### Document text
▼

Tiebreakers are as follows: Win%, Head to Head, Goal Differential, Wins, Losses.

| Pos | Team | Pld | W | L | GF | GA | GD | PCT | GB |
|---|---|---|---|---|---|---|---|---|---|
| 1 | Florida Tropics SC—x | 21 | 18 | 3 | 173 | 86 | +87 | .857 | +4 |
| 2 | Milwaukee Wave | 20 | 14 | 6 | 157 | 96 | +61 | .700 | +0.5 |
| 3 | Utica City FC | 20 | 14 | 6 | 141 | 106 | +35 | .700 | +0.5 |
| 4 | Baltimore Blast | 23 | 15 | 8 | 175 | 104 | +71 | .652 | — |
| 5 | Harrisburg Heat | 21 | 13 | 8 | 150 | 115 | +35 | .619 | 1 |
| 6 | Kansas City Comets-o | 21 | 10 | 11 | 145 | 136 | +9 | .476 | 4 |
| 7 | St. Louis Ambush-o | 21 | 9 | 12 | 126 | 168 | −42 | .429 | 5 |
| 8 | Orlando SeaWolves-o | 20 | 1 | 19 | 88 | 202 | −114 | .050 | 12.5 |
| 9 | Rochester Lancers-o | 22 | 1 | 21 | 79 | 235 | −156 | .045 | 13.5 |

===Western Conference===

Tiebreakers are as follows: Win%, Head to Head, Goal Differential, Wins, Losses

| Pos | Team | Pld | W | L | GF | GA | GD | PCT | GB |
|---|---|---|---|---|---|---|---|---|---|
| 1 | Monterrey Flash—y | 22 | 20 | 2 | 196 | 111 | +85 | .909 | +9 |
| 2 | San Diego Sockers-x | 21 | 15 | 6 | 124 | 104 | +20 | .714 | +4.5 |
| 3 | Ontario Fury | 21 | 12 | 9 | 137 | 115 | +22 | .571 | +1.5 |
| 4 | Sonora Suns | 22 | 11 | 11 | 173 | 154 | +19 | .500 | — |
| 5 | Tacoma Stars | 20 | 8 | 12 | 112 | 124 | −12 | .400 | 2 |
| 6 | Turlock Cal Express | 20 | 8 | 12 | 112 | 128 | −16 | .400 | 2 |
| 7 | Mesquite Outlaws-o | 21 | 7 | 14 | 109 | 123 | −14 | .333 | 3.5 |
| 8 | Dallas Sidekicks-o | 22 | 3 | 19 | 92 | 178 | −86 | .136 | 8 |

==Statistics==

===Top scorers===

| Rank | Scorer | Club | Games | Goals | Assists | Points |
|---|---|---|---|---|---|---|
| 1 | Franck Tayou | Ontario Fury | 21 | 47 | 18 | 65 |
| 2 | Leo Gibson | Kansas City Comets | 20 | 29 | 31 | 60 |
| 3 | Vini Dantas | Baltimore Blast | 22 | 37 | 17 | 54 |
| 4 | Ian Bennett | Milwaukee Wave | 20 | 44 | 7 | 51 |
| 5 | Brayan Aguilar | Monterrey Flash | 20 | 33 | 15 | 48 |
| 6 | Ricardo Carvalho | Florida Tropics SC | 21 | 23 | 23 | 46 |
| 7 | Tony Donatelli | Baltimore Blast | 23 | 22 | 23 | 45 |
| 8 | Max Ferdinand | Milwaukee Wave | 20 | 17 | 27 | 44 |
| 9 | Enrique Cañez | Sonora Suns | 21 | 33 | 10 | 43 |
| 10 | Nick Perera | Tacoma Stars | 20 | 22 | 20 | 42 |

==Playoffs==
Top 4 teams from both conferences qualify. Teams seeded 1st get to choose which lower seeded opponent from their conference they will face in the opening round. All rounds of the playoffs, including the championship finals, are best 2 of 3, with the 3rd game being a 15-minute mini-game, if required.
On May 21, MASL announced that it intends on having playoffs, with modifications such as one centralized location, and a five-day training camp period. However, on June 3, MASL announced that the plan from May 21 was no longer being implemented, due to logistical difficulties as well as any positives being outweighed by the negatives. With the announcement of the Flash and Tropics winning their conferences, the 2020 season concluded with no playoffs.

==End-of-season awards==
MASL announced their end of season awards schedule would start on the 8th of April with the All-MASL Honorable Mentions team and culminate on the 18th of April with the MVP award.

▲

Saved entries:
▼

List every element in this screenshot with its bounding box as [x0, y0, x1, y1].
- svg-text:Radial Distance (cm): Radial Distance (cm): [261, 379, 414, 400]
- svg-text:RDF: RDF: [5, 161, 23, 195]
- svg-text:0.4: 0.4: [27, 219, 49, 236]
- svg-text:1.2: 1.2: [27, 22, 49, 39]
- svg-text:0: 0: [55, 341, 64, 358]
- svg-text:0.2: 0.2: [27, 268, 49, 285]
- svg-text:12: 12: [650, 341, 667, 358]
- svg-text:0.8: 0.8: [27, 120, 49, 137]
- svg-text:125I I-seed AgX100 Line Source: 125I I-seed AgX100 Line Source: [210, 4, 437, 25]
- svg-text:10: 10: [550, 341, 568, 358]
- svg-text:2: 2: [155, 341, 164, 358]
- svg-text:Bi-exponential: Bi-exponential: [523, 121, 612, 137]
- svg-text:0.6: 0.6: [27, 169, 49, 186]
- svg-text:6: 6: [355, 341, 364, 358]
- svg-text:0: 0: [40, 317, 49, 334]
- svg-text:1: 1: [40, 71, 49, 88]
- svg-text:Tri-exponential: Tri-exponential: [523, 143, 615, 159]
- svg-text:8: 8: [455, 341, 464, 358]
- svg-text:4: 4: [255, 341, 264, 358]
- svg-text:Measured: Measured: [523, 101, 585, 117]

▲

### Your objective
From the MASL season text, set down word for word the passage that opens with "On May 21, MASL" and closes with "the MVP award.".

### Solved exercise
On May 21, MASL announced that it intends on having playoffs, with modifications such as one centralized location, and a five-day training camp period. However, on June 3, MASL announced that the plan from May 21 was no longer being implemented, due to logistical difficulties as well as any positives being outweighed by the negatives. With the announcement of the Flash and Tropics winning their conferences, the 2020 season concluded with no playoffs.

==End-of-season awards==
MASL announced their end of season awards schedule would start on the 8th of April with the All-MASL Honorable Mentions team and culminate on the 18th of April with the MVP award.